Data drawn from a collection

════════

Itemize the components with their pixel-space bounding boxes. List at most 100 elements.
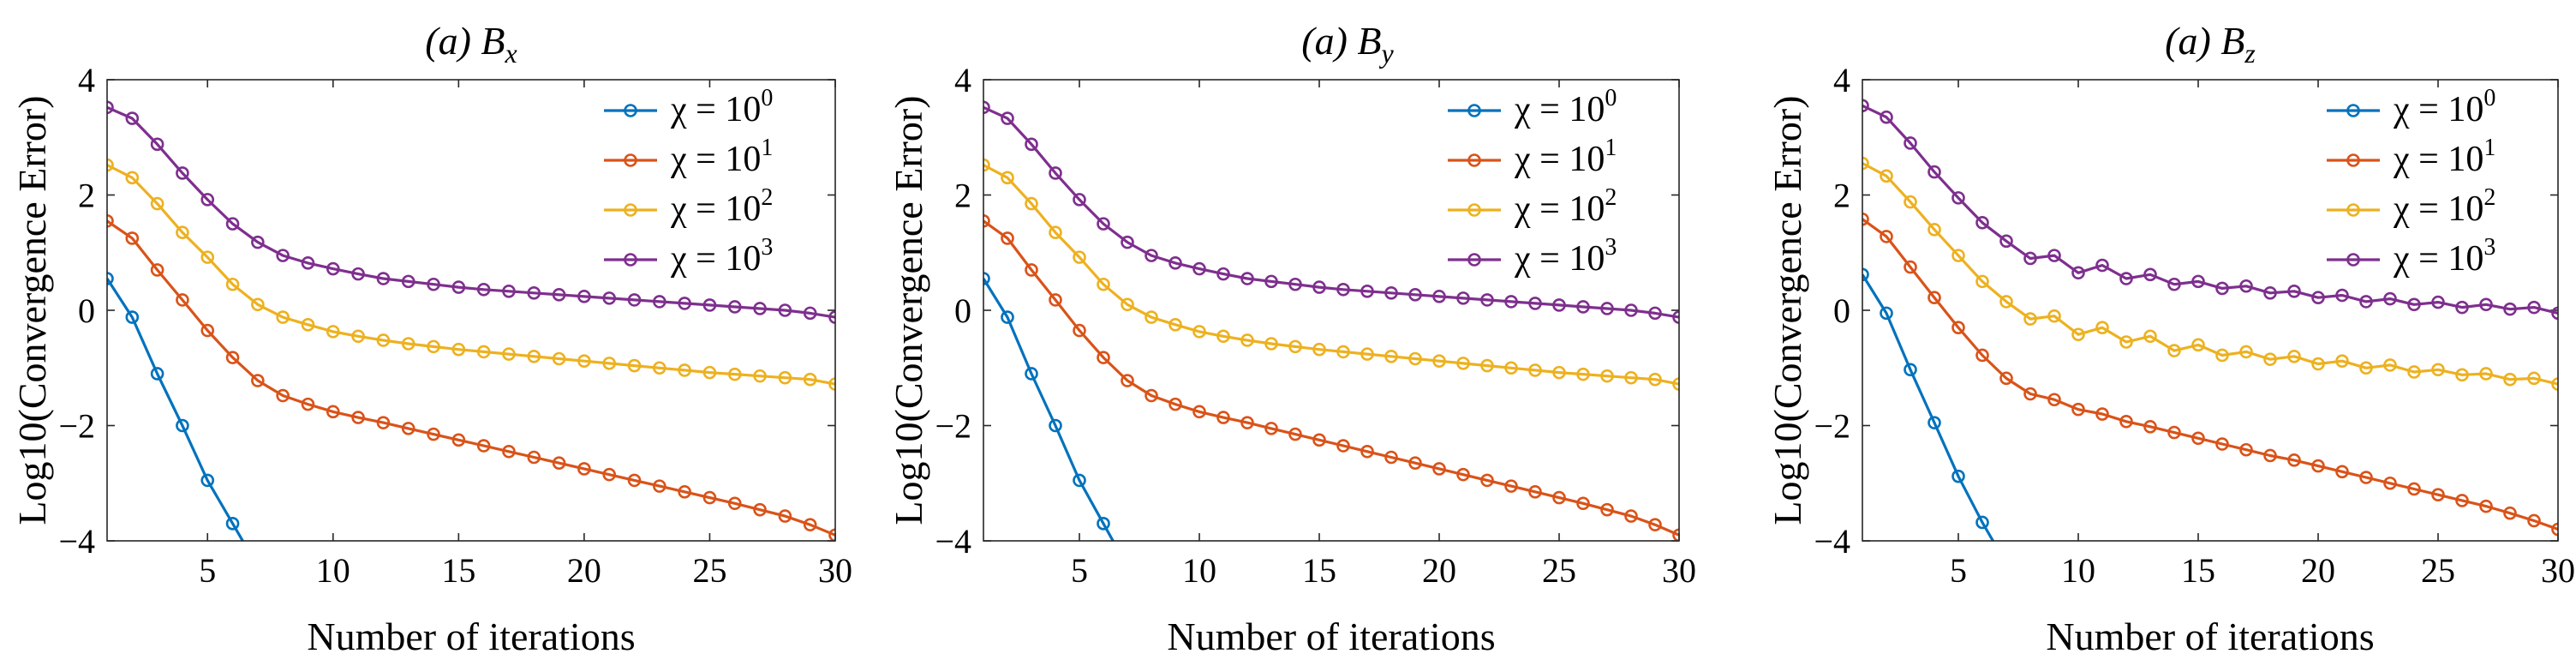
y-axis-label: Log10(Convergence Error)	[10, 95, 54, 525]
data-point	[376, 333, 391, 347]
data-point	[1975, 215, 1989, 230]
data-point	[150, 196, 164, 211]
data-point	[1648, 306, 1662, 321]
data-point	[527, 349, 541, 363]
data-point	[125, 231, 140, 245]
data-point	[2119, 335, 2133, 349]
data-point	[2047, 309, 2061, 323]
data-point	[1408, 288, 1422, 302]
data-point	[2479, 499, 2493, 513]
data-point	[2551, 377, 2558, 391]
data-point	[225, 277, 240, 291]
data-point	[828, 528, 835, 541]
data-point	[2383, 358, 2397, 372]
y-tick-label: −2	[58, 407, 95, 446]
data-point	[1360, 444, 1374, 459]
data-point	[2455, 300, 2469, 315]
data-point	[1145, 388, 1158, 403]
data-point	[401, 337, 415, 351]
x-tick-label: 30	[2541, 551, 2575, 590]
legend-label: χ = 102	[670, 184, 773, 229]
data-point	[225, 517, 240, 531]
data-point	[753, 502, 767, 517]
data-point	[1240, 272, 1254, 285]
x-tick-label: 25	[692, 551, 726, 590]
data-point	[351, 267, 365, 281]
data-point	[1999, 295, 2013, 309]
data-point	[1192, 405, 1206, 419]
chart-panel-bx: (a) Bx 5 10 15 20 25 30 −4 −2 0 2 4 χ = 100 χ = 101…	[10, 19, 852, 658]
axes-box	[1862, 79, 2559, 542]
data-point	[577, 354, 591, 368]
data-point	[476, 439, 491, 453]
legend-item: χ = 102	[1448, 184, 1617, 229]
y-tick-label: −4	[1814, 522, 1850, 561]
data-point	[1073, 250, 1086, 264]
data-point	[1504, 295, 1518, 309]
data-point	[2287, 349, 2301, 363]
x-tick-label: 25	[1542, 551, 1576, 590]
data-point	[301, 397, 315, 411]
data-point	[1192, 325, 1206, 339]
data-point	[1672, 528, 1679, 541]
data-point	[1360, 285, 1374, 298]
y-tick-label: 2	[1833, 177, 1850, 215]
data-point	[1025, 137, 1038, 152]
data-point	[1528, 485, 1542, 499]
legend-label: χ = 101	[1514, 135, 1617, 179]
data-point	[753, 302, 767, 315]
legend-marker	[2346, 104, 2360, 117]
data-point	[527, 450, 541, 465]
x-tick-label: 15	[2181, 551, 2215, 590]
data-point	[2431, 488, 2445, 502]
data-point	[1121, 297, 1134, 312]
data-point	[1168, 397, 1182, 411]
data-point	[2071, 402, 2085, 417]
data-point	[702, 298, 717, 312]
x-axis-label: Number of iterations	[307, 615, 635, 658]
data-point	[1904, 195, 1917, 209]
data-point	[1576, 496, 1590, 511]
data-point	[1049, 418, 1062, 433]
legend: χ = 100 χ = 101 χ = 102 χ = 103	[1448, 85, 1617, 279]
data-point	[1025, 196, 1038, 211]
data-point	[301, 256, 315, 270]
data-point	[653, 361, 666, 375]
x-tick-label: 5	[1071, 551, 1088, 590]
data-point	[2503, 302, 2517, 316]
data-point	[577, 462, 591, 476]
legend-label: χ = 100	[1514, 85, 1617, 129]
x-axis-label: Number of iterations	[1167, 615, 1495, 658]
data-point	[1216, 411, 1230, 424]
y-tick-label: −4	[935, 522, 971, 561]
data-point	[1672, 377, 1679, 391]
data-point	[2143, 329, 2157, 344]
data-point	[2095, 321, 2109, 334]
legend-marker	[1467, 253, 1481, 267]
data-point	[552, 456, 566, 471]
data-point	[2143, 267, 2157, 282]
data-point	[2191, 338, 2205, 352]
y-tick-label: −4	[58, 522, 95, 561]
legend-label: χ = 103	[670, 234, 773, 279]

════════

Reproduce the lines starting with the one containing "95, 54, 525]" and going on through the one containing "358, 2397, 372]", switching "data-point" to "plot-marker" throughout and leaving everything else unchanged.

Completed exercise:
y-axis-label: Log10(Convergence Error)	[10, 95, 54, 525]
plot-marker	[376, 333, 391, 347]
plot-marker	[1975, 215, 1989, 230]
plot-marker	[150, 196, 164, 211]
plot-marker	[1648, 306, 1662, 321]
plot-marker	[527, 349, 541, 363]
plot-marker	[125, 231, 140, 245]
plot-marker	[2119, 335, 2133, 349]
plot-marker	[2047, 309, 2061, 323]
plot-marker	[1408, 288, 1422, 302]
plot-marker	[2479, 499, 2493, 513]
plot-marker	[2551, 377, 2558, 391]
plot-marker	[225, 277, 240, 291]
plot-marker	[828, 528, 835, 541]
plot-marker	[2383, 358, 2397, 372]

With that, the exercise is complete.